Requirement:
Below are the records; copy each line in them that holds the word "oportet".

Materials provided:
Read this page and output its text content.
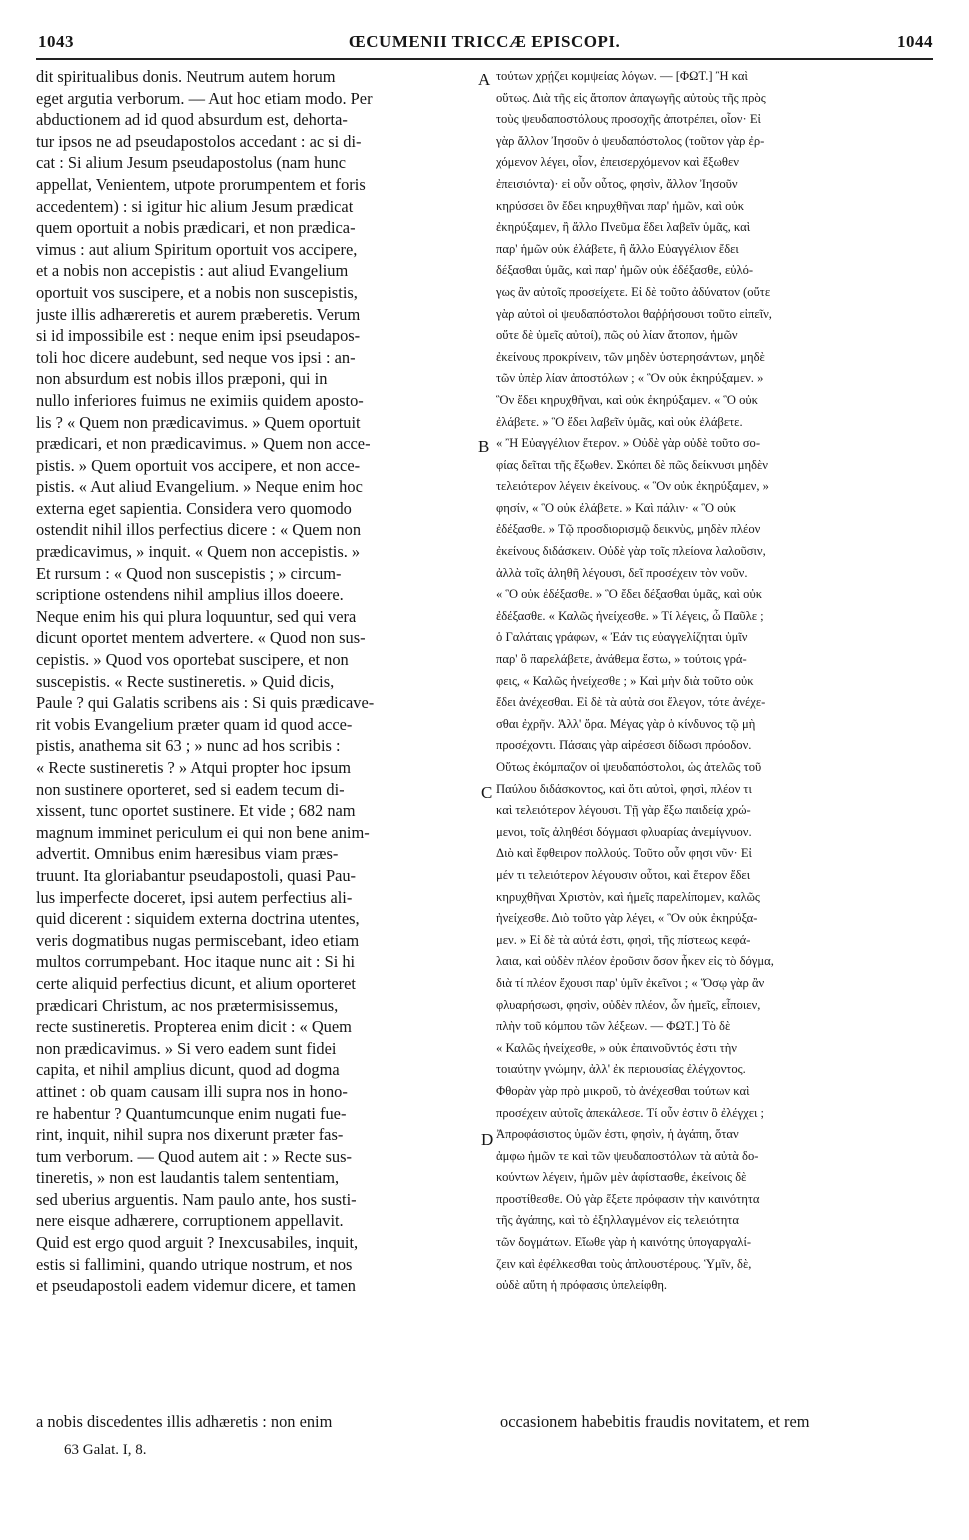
1043	ŒCUMENII TRICCÆ EPISCOPI.	1044
dit spiritualibus donis. Neutrum autem horum
eget argutia verborum. — Aut hoc etiam modo. Per
abductionem ad id quod absurdum est, dehorta-
tur ipsos ne ad pseudapostolos accedant : ac si di-
cat : Si alium Jesum pseudapostolus (nam hunc
appellat, Venientem, utpote prorumpentem et foris
accedentem) : si igitur hic alium Jesum prædicat
quem oportuit a nobis prædicari, et non prædica-
vimus : aut alium Spiritum oportuit vos accipere,
et a nobis non accepistis : aut aliud Evangelium
oportuit vos suscipere, et a nobis non suscepistis,
juste illis adhæreretis et aurem præberetis. Verum
si id impossibile est : neque enim ipsi pseudapos-
toli hoc dicere audebunt, sed neque vos ipsi : an-
non absurdum est nobis illos præponi, qui in
nullo inferiores fuimus ne eximiis quidem aposto-
lis ? « Quem non prædicavimus. » Quem oportuit
prædicari, et non prædicavimus. » Quem non acce-
pistis. » Quem oportuit vos accipere, et non acce-
pistis. « Aut aliud Evangelium. » Neque enim hoc
externa eget sapientia. Considera vero quomodo
ostendit nihil illos perfectius dicere : « Quem non
prædicavimus, » inquit. « Quem non accepistis. »
Et rursum : « Quod non suscepistis ; » circum-
scriptione ostendens nihil amplius illos doeere.
Neque enim his qui plura loquuntur, sed qui vera
dicunt oportet mentem advertere. « Quod non sus-
cepistis. » Quod vos oportebat suscipere, et non
suscepistis. « Recte sustineretis. » Quid dicis,
Paule ? qui Galatis scribens ais : Si quis prædicave-
rit vobis Evangelium præter quam id quod acce-
pistis, anathema sit 63 ; » nunc ad hos scribis :
« Recte sustineretis ? » Atqui propter hoc ipsum
non sustinere oporteret, sed si eadem tecum di-
xissent, tunc oportet sustinere. Et vide ; 682 nam
magnum imminet periculum ei qui non bene anim-
advertit. Omnibus enim hæresibus viam præs-
truunt. Ita gloriabantur pseudapostoli, quasi Pau-
lus imperfecte doceret, ipsi autem perfectius ali-
quid dicerent : siquidem externa doctrina utentes,
veris dogmatibus nugas permiscebant, ideo etiam
multos corrumpebant. Hoc itaque nunc ait : Si hi
certe aliquid perfectius dicunt, et alium oporteret
prædicari Christum, ac nos prætermisissemus,
recte sustineretis. Propterea enim dicit : « Quem
non prædicavimus. » Si vero eadem sunt fidei
capita, et nihil amplius dicunt, quod ad dogma
attinet : ob quam causam illi supra nos in hono-
re habentur ? Quantumcunque enim nugati fue-
rint, inquit, nihil supra nos dixerunt præter fas-
tum verborum. — Quod autem ait : » Recte sus-
tineretis, » non est laudantis talem sententiam,
sed uberius arguentis. Nam paulo ante, hos susti-
nere eisque adhærere, corruptionem appellavit.
Quid est ergo quod arguit ? Inexcusabiles, inquit,
estis si fallimini, quando utrique nostrum, et nos
et pseudapostoli eadem videmur dicere, et tamen
τούτων χρῄζει κομψείας λόγων. — [ΦΩΤ.] Ἢ καὶ
οὕτως. Διὰ τῆς εἰς ἄτοπον ἀπαγωγῆς αὐτοὺς τῆς πρὸς
τοὺς ψευδαποστόλους προσοχῆς ἀποτρέπει, οἷον· Εἰ
γὰρ ἄλλον Ἰησοῦν ὁ ψευδαπόστολος (τοῦτον γὰρ ἐρ-
χόμενον λέγει, οἷον, ἐπεισερχόμενον καὶ ἔξωθεν
ἐπεισιόντα)· εἰ οὖν οὗτος, φησὶν, ἄλλον Ἰησοῦν
κηρύσσει ὃν ἔδει κηρυχθῆναι παρ' ἡμῶν, καὶ οὐκ
ἐκηρύξαμεν, ἢ ἄλλο Πνεῦμα ἔδει λαβεῖν ὑμᾶς, καὶ
παρ' ἡμῶν οὐκ ἐλάβετε, ἢ ἄλλο Εὐαγγέλιον ἔδει
δέξασθαι ὑμᾶς, καὶ παρ' ἡμῶν οὐκ ἐδέξασθε, εὐλό-
γως ἂν αὐτοῖς προσείχετε. Εἰ δὲ τοῦτο ἀδύνατον (οὔτε
γὰρ αὐτοὶ οἱ ψευδαπόστολοι θαῤῥήσουσι τοῦτο εἰπεῖν,
οὔτε δὲ ὑμεῖς αὐτοί), πῶς οὐ λίαν ἄτοπον, ἡμῶν
ἐκείνους προκρίνειν, τῶν μηδὲν ὑστερησάντων, μηδὲ
τῶν ὑπὲρ λίαν ἀποστόλων ; « Ὃν οὐκ ἐκηρύξαμεν. »
Ὃν ἔδει κηρυχθῆναι, καὶ οὐκ ἐκηρύξαμεν. « Ὃ οὐκ
ἐλάβετε. » Ὃ ἔδει λαβεῖν ὑμᾶς, καὶ οὐκ ἐλάβετε.
« Ἢ Εὐαγγέλιον ἕτερον. » Οὐδὲ γὰρ οὐδὲ τοῦτο σο-
φίας δεῖται τῆς ἔξωθεν. Σκόπει δὲ πῶς δείκνυσι μηδὲν
τελειότερον λέγειν ἐκείνους. « Ὃν οὐκ ἐκηρύξαμεν, »
φησίν, « Ὃ οὐκ ἐλάβετε. » Καὶ πάλιν· « Ὃ οὐκ
ἐδέξασθε. » Τῷ προσδιορισμῷ δεικνὺς, μηδὲν πλέον
ἐκείνους διδάσκειν. Οὐδὲ γὰρ τοῖς πλείονα λαλοῦσιν,
ἀλλὰ τοῖς ἀληθῆ λέγουσι, δεῖ προσέχειν τὸν νοῦν.
« Ὃ οὐκ ἐδέξασθε. » Ὃ ἔδει δέξασθαι ὑμᾶς, καὶ οὐκ
ἐδέξασθε. « Καλῶς ἠνείχεσθε. » Τί λέγεις, ὦ Παῦλε ;
ὁ Γαλάταις γράφων, « Ἐάν τις εὐαγγελίζηται ὑμῖν
παρ' ὃ παρελάβετε, ἀνάθεμα ἔστω, » τούτοις γρά-
φεις, « Καλῶς ἠνείχεσθε ; » Καὶ μὴν διὰ τοῦτο οὐκ
ἔδει ἀνέχεσθαι. Εἰ δὲ τὰ αὐτὰ σοι ἔλεγον, τότε ἀνέχε-
σθαι ἐχρῆν. Ἀλλ' ὅρα. Μέγας γὰρ ὁ κίνδυνος τῷ μὴ
προσέχοντι. Πάσαις γὰρ αἱρέσεσι δίδωσι πρόοδον.
Οὕτως ἐκόμπαζον οἱ ψευδαπόστολοι, ὡς ἀτελῶς τοῦ
Παύλου διδάσκοντος, καὶ ὅτι αὐτοὶ, φησὶ, πλέον τι
καὶ τελειότερον λέγουσι. Τῇ γὰρ ἔξω παιδείᾳ χρώ-
μενοι, τοῖς ἀληθέσι δόγμασι φλυαρίας ἀνεμίγνυον.
Διὸ καὶ ἔφθειρον πολλούς. Τοῦτο οὖν φησι νῦν· Εἰ
μέν τι τελειότερον λέγουσιν οὗτοι, καὶ ἕτερον ἔδει
κηρυχθῆναι Χριστὸν, καὶ ἡμεῖς παρελίπομεν, καλῶς
ἠνείχεσθε. Διὸ τοῦτο γὰρ λέγει, « Ὃν οὐκ ἐκηρύξα-
μεν. » Εἰ δὲ τὰ αὐτά ἐστι, φησὶ, τῆς πίστεως κεφά-
λαια, καὶ οὐδὲν πλέον ἐροῦσιν ὅσον ἧκεν εἰς τὸ δόγμα,
διὰ τί πλέον ἔχουσι παρ' ὑμῖν ἐκεῖνοι ; « Ὅσῳ γὰρ ἂν
φλυαρήσωσι, φησὶν, οὐδὲν πλέον, ὧν ἡμεῖς, εἶποιεν,
πλὴν τοῦ κόμπου τῶν λέξεων. — ΦΩΤ.] Τὸ δὲ
« Καλῶς ἠνείχεσθε, » οὐκ ἐπαινοῦντός ἐστι τὴν
τοιαύτην γνώμην, ἀλλ' ἐκ περιουσίας ἐλέγχοντος.
Φθορὰν γὰρ πρὸ μικροῦ, τὸ ἀνέχεσθαι τούτων καὶ
προσέχειν αὐτοῖς ἀπεκάλεσε. Τί οὖν ἐστιν ὃ ἐλέγχει ;
Ἀπροφάσιστος ὑμῶν ἐστι, φησὶν, ἡ ἀγάπη, ὅταν
ἀμφω ἡμῶν τε καὶ τῶν ψευδαποστόλων τὰ αὐτὰ δο-
κούντων λέγειν, ἡμῶν μὲν ἀφίστασθε, ἐκείνοις δὲ
προστίθεσθε. Οὐ γὰρ ἕξετε πρόφασιν τὴν καινότητα
τῆς ἀγάπης, καὶ τὸ ἐξηλλαγμένον εἰς τελειότητα
τῶν δογμάτων. Εἴωθε γὰρ ἡ καινότης ὑπογαργαλί-
ζειν καὶ ἐφέλκεσθαι τοὺς ἁπλουστέρους. Ὑμῖν, δὲ,
οὐδὲ αὕτη ἡ πρόφασις ὑπελείφθη.
A
B
C
D
a nobis discedentes illis adhæretis : non enim	occasionem habebitis fraudis novitatem, et rem
63 Galat. I, 8.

Full answer:
dicunt oportet mentem advertere. « Quod non sus-
xissent, tunc oportet sustinere. Et vide ; 682 nam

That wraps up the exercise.